[Source records]

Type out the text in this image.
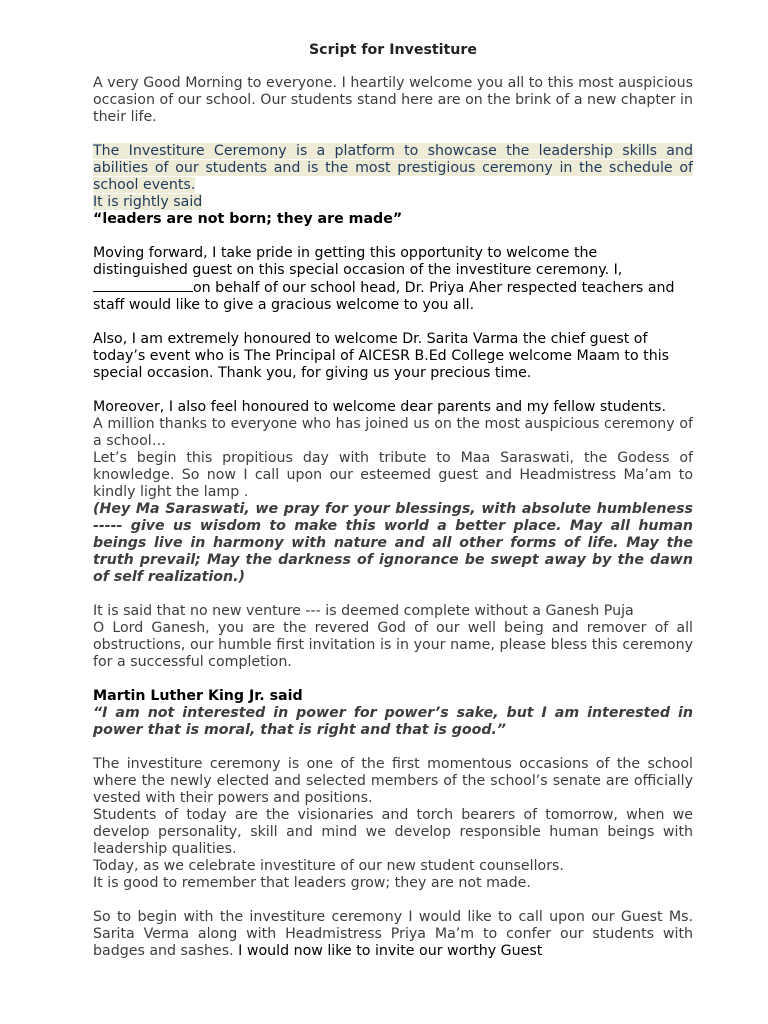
Script for Investiture

A very Good Morning to everyone. I heartily welcome you all to this most auspicious occasion of our school. Our students stand here are on the brink of a new chapter in their life.

The Investiture Ceremony is a platform to showcase the leadership skills and abilities of our students and is the most prestigious ceremony in the schedule of school events.

It is rightly said

“leaders are not born; they are made”

Moving forward, I take pride in getting this opportunity to welcome the distinguished guest on this special occasion of the investiture ceremony. I,
on behalf of our school head, Dr. Priya Aher respected teachers and staff would like to give a gracious welcome to you all.

Also, I am extremely honoured to welcome Dr. Sarita Varma the chief guest of today’s event who is The Principal of AICESR B.Ed College welcome Maam to this special occasion. Thank you, for giving us your precious time.

Moreover, I also feel honoured to welcome dear parents and my fellow students.

A million thanks to everyone who has joined us on the most auspicious ceremony of a school…

Let’s begin this propitious day with tribute to Maa Saraswati, the Godess of knowledge. So now I call upon our esteemed guest and Headmistress Ma’am to kindly light the lamp .

(Hey Ma Saraswati, we pray for your blessings, with absolute humbleness ----- give us wisdom to make this world a better place. May all human beings live in harmony with nature and all other forms of life. May the truth prevail; May the darkness of ignorance be swept away by the dawn of self realization.)

It is said that no new venture --- is deemed complete without a Ganesh Puja

O Lord Ganesh, you are the revered God of our well being and remover of all obstructions, our humble first invitation is in your name, please bless this ceremony for a successful completion.

Martin Luther King Jr. said

“I am not interested in power for power’s sake, but I am interested in power that is moral, that is right and that is good.”

The investiture ceremony is one of the first momentous occasions of the school where the newly elected and selected members of the school’s senate are officially vested with their powers and positions.

Students of today are the visionaries and torch bearers of tomorrow, when we develop personality, skill and mind we develop responsible human beings with leadership qualities.

Today, as we celebrate investiture of our new student counsellors.

It is good to remember that leaders grow; they are not made.

So to begin with the investiture ceremony I would like to call upon our Guest Ms. Sarita Verma along with Headmistress Priya Ma’m to confer our students with badges and sashes. I would now like to invite our worthy Guest
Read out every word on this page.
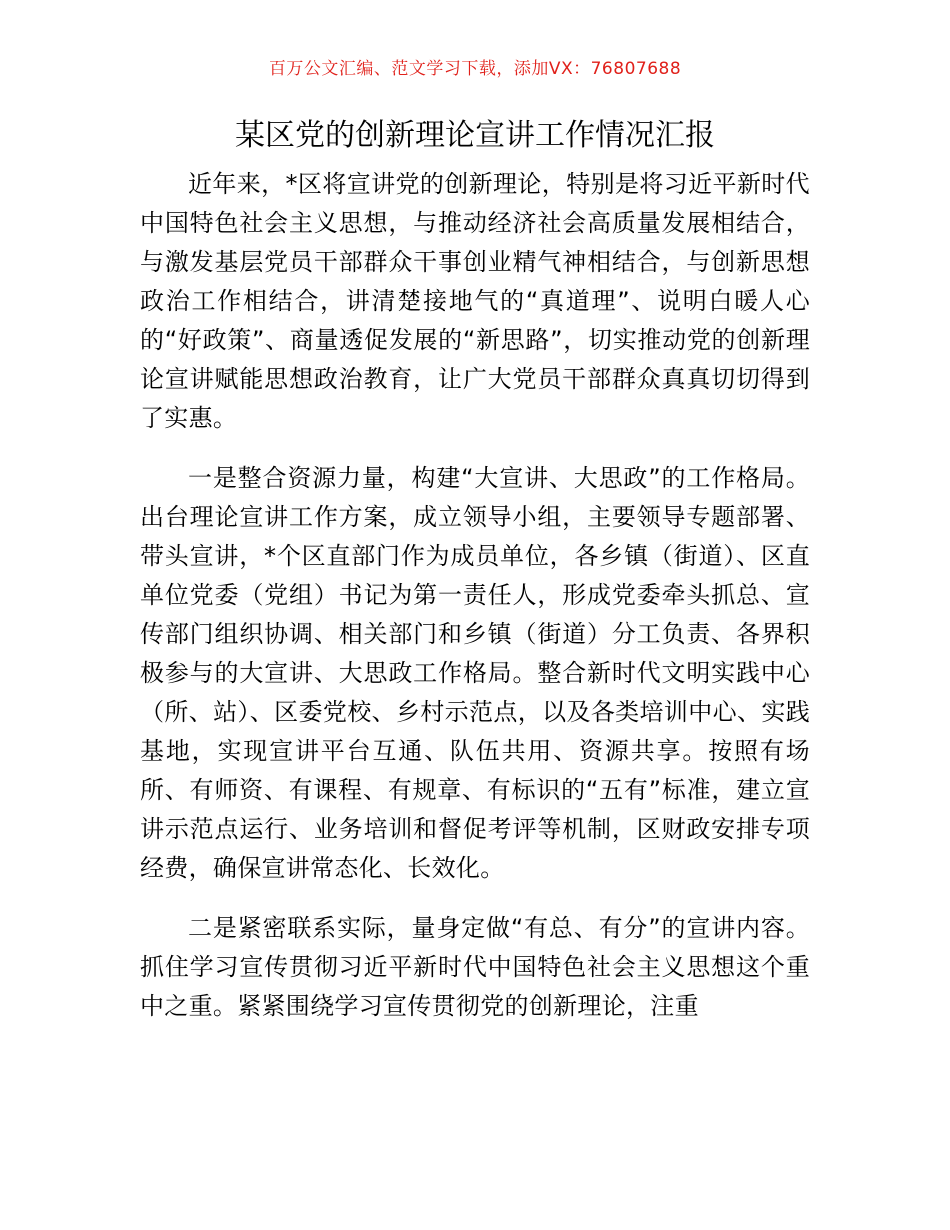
百万公文汇编、范文学习下载，添加VX：76807688
某区党的创新理论宣讲工作情况汇报

近年来，*区将宣讲党的创新理论，特别是将习近平新时代中国特色社会主义思想，与推动经济社会高质量发展相结合，与激发基层党员干部群众干事创业精气神相结合，与创新思想政治工作相结合，讲清楚接地气的“真道理”、说明白暖人心的“好政策”、商量透促发展的“新思路”，切实推动党的创新理论宣讲赋能思想政治教育，让广大党员干部群众真真切切得到了实惠。

一是整合资源力量，构建“大宣讲、大思政”的工作格局。出台理论宣讲工作方案，成立领导小组，主要领导专题部署、带头宣讲，*个区直部门作为成员单位，各乡镇（街道）、区直单位党委（党组）书记为第一责任人，形成党委牵头抓总、宣传部门组织协调、相关部门和乡镇（街道）分工负责、各界积极参与的大宣讲、大思政工作格局。整合新时代文明实践中心（所、站）、区委党校、乡村示范点，以及各类培训中心、实践基地，实现宣讲平台互通、队伍共用、资源共享。按照有场所、有师资、有课程、有规章、有标识的“五有”标准，建立宣讲示范点运行、业务培训和督促考评等机制，区财政安排专项经费，确保宣讲常态化、长效化。

二是紧密联系实际，量身定做“有总、有分”的宣讲内容。抓住学习宣传贯彻习近平新时代中国特色社会主义思想这个重中之重。紧紧围绕学习宣传贯彻党的创新理论，注重
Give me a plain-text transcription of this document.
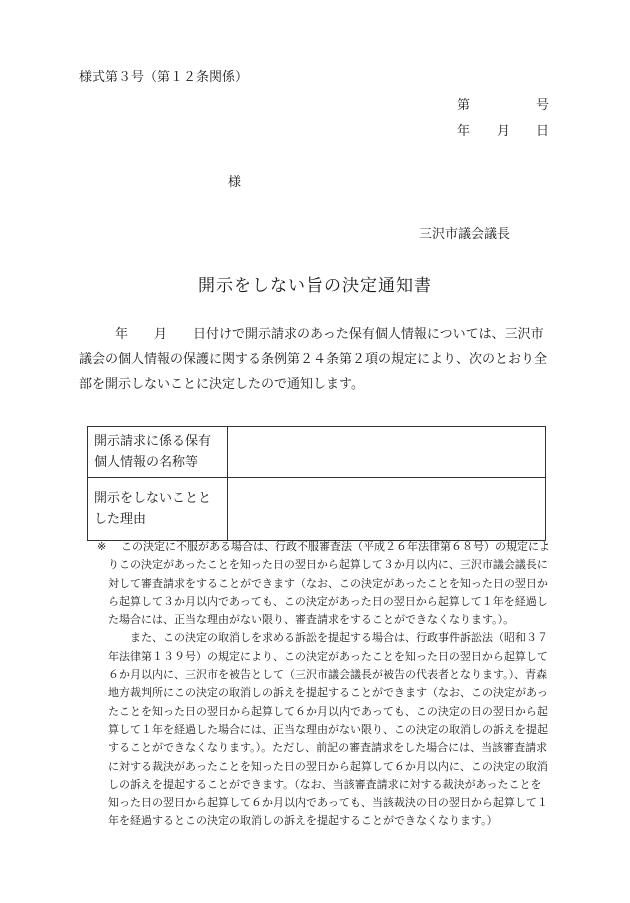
様式第３号（第１２条関係）
第	号
年 月 日
様
三沢市議会議長
開示をしない旨の決定通知書
年 月 日付けで開示請求のあった保有個人情報については、三沢市議会の個人情報の保護に関する条例第２４条第２項の規定により、次のとおり全部を開示しないことに決定したので通知します。
開示請求に係る保有個人情報の名称等	
開示をしないこととした理由	
※	この決定に不服がある場合は、行政不服審査法（平成２６年法律第６８号）の規定によりこの決定があったことを知った日の翌日から起算して３か月以内に、三沢市議会議長に対して審査請求をすることができます（なお、この決定があったことを知った日の翌日から起算して３か月以内であっても、この決定があった日の翌日から起算して１年を経過した場合には、正当な理由がない限り、審査請求をすることができなくなります。）。
また、この決定の取消しを求める訴訟を提起する場合は、行政事件訴訟法（昭和３７年法律第１３９号）の規定により、この決定があったことを知った日の翌日から起算して６か月以内に、三沢市を被告として（三沢市議会議長が被告の代表者となります。）、青森地方裁判所にこの決定の取消しの訴えを提起することができます（なお、この決定があったことを知った日の翌日から起算して６か月以内であっても、この決定の日の翌日から起算して１年を経過した場合には、正当な理由がない限り、この決定の取消しの訴えを提起することができなくなります。）。ただし、前記の審査請求をした場合には、当該審査請求に対する裁決があったことを知った日の翌日から起算して６か月以内に、この決定の取消しの訴えを提起することができます。（なお、当該審査請求に対する裁決があったことを知った日の翌日から起算して６か月以内であっても、当該裁決の日の翌日から起算して１年を経過するとこの決定の取消しの訴えを提起することができなくなります。）
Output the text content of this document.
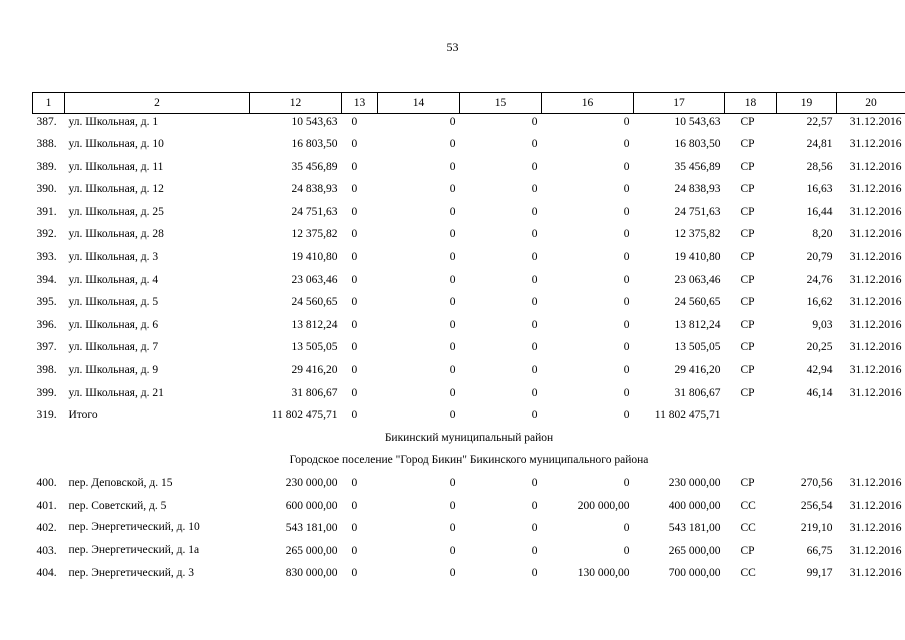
53
1	2	12	13	14	15	16	17	18	19	20
387.	ул. Школьная, д. 1	10 543,63	0	0	0	0	10 543,63	СР	22,57	31.12.2016
388.	ул. Школьная, д. 10	16 803,50	0	0	0	0	16 803,50	СР	24,81	31.12.2016
389.	ул. Школьная, д. 11	35 456,89	0	0	0	0	35 456,89	СР	28,56	31.12.2016
390.	ул. Школьная, д. 12	24 838,93	0	0	0	0	24 838,93	СР	16,63	31.12.2016
391.	ул. Школьная, д. 25	24 751,63	0	0	0	0	24 751,63	СР	16,44	31.12.2016
392.	ул. Школьная, д. 28	12 375,82	0	0	0	0	12 375,82	СР	8,20	31.12.2016
393.	ул. Школьная, д. 3	19 410,80	0	0	0	0	19 410,80	СР	20,79	31.12.2016
394.	ул. Школьная, д. 4	23 063,46	0	0	0	0	23 063,46	СР	24,76	31.12.2016
395.	ул. Школьная, д. 5	24 560,65	0	0	0	0	24 560,65	СР	16,62	31.12.2016
396.	ул. Школьная, д. 6	13 812,24	0	0	0	0	13 812,24	СР	9,03	31.12.2016
397.	ул. Школьная, д. 7	13 505,05	0	0	0	0	13 505,05	СР	20,25	31.12.2016
398.	ул. Школьная, д. 9	29 416,20	0	0	0	0	29 416,20	СР	42,94	31.12.2016
399.	ул. Школьная, д. 21	31 806,67	0	0	0	0	31 806,67	СР	46,14	31.12.2016
319.	Итого	11 802 475,71	0	0	0	0	11 802 475,71			
Бикинский муниципальный район										
Городское поселение "Город Бикин" Бикинского муниципального района										
400.	пер. Деповской, д. 15	230 000,00	0	0	0	0	230 000,00	СР	270,56	31.12.2016
401.	пер. Советский, д. 5	600 000,00	0	0	0	200 000,00	400 000,00	СС	256,54	31.12.2016
402.	пер. Энергетический, д. 10	543 181,00	0	0	0	0	543 181,00	СС	219,10	31.12.2016
403.	пер. Энергетический, д. 1а	265 000,00	0	0	0	0	265 000,00	СР	66,75	31.12.2016
404.	пер. Энергетический, д. 3	830 000,00	0	0	0	130 000,00	700 000,00	СС	99,17	31.12.2016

• [Exercise objective]
Find every line above that contains the word "call", and return each one.

• [The response]
Let’s begin this propitious day with tribute to Maa Saraswati, the Godess of knowledge. So now I call upon our esteemed guest and Headmistress Ma’am to kindly light the lamp .
So to begin with the investiture ceremony I would like to call upon our Guest Ms. Sarita Verma along with Headmistress Priya Ma’m to confer our students with badges and sashes. I would now like to invite our worthy Guest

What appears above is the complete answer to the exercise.